Stated goal
In the records that follow, locate every line with "elongated" and extract it.

++++ Exercise data

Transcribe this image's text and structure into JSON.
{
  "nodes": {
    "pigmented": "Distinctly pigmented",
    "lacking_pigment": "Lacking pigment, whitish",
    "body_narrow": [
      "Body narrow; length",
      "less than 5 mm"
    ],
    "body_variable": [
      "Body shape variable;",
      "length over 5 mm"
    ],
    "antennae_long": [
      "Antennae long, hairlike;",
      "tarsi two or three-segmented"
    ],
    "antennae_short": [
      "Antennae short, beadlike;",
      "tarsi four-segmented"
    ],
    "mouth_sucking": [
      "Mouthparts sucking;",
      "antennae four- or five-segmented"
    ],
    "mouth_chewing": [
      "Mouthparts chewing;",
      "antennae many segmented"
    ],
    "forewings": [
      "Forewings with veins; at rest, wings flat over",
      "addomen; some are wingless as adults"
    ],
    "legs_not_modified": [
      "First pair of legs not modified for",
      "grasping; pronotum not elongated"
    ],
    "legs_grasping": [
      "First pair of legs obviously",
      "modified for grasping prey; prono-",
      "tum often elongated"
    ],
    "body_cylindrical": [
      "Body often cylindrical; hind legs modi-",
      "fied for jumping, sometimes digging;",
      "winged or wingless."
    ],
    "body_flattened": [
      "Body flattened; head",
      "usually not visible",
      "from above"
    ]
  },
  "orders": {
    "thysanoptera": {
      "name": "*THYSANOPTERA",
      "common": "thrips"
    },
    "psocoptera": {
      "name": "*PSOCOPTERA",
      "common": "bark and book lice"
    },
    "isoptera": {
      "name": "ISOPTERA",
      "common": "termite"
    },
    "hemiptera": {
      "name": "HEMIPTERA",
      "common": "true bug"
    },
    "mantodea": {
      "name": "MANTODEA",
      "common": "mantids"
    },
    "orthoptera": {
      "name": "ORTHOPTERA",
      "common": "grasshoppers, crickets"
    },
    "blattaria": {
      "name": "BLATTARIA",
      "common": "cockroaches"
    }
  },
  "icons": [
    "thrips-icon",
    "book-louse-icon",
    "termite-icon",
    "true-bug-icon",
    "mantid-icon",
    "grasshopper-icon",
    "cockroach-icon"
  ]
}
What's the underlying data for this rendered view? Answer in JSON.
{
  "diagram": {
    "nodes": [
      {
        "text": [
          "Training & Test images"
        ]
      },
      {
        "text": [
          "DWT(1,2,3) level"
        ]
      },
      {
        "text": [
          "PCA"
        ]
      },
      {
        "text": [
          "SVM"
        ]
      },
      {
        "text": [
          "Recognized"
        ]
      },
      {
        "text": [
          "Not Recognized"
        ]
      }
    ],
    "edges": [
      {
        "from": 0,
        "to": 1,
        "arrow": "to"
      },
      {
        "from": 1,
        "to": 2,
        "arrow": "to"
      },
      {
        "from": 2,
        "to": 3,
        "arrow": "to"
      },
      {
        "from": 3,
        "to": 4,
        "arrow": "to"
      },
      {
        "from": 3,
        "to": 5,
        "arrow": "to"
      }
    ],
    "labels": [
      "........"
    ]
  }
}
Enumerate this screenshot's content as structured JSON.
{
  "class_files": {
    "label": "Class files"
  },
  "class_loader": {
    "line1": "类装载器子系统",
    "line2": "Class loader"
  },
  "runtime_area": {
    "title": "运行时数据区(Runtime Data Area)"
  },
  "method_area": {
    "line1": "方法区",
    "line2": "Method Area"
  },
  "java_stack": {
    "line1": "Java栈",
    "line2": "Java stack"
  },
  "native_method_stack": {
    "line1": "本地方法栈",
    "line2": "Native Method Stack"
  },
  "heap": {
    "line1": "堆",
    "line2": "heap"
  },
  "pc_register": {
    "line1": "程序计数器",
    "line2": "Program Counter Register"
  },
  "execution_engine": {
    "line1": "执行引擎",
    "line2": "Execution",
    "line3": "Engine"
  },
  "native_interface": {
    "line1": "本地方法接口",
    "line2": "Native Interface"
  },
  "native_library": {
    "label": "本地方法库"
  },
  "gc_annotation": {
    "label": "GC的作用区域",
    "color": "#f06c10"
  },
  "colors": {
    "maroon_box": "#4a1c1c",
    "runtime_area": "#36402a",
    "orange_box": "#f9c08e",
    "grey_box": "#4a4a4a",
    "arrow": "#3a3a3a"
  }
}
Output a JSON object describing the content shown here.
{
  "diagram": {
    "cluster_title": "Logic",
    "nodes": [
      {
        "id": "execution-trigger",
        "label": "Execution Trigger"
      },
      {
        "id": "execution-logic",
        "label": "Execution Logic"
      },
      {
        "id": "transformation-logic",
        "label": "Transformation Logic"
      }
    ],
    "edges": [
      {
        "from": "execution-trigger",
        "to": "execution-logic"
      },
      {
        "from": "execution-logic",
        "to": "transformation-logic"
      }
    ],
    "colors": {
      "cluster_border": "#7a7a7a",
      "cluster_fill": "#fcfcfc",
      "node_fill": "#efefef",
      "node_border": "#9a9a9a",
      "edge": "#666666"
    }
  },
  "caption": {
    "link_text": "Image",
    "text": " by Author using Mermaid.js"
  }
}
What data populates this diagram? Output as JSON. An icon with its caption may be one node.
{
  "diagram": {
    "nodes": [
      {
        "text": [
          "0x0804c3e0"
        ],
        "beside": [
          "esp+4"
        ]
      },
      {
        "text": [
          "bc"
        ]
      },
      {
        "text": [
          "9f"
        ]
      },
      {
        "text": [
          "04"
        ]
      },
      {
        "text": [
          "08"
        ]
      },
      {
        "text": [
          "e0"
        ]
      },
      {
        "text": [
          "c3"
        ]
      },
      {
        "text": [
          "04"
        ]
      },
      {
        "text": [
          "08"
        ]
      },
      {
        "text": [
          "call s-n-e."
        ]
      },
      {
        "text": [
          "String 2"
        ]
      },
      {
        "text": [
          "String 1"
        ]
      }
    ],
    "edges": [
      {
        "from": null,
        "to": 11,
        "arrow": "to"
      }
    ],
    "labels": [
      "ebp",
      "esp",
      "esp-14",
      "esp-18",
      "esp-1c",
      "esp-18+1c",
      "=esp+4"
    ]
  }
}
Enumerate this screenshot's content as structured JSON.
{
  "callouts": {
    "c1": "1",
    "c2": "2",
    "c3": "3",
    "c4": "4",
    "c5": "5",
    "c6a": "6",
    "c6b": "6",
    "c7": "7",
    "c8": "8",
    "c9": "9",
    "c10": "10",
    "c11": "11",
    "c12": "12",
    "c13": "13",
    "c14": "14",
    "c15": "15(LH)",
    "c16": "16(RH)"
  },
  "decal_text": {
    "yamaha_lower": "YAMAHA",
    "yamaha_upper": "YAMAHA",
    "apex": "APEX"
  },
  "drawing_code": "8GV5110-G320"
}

++++++++

Complete output
      "grasping; pronotum not elongated"
      "tum often elongated"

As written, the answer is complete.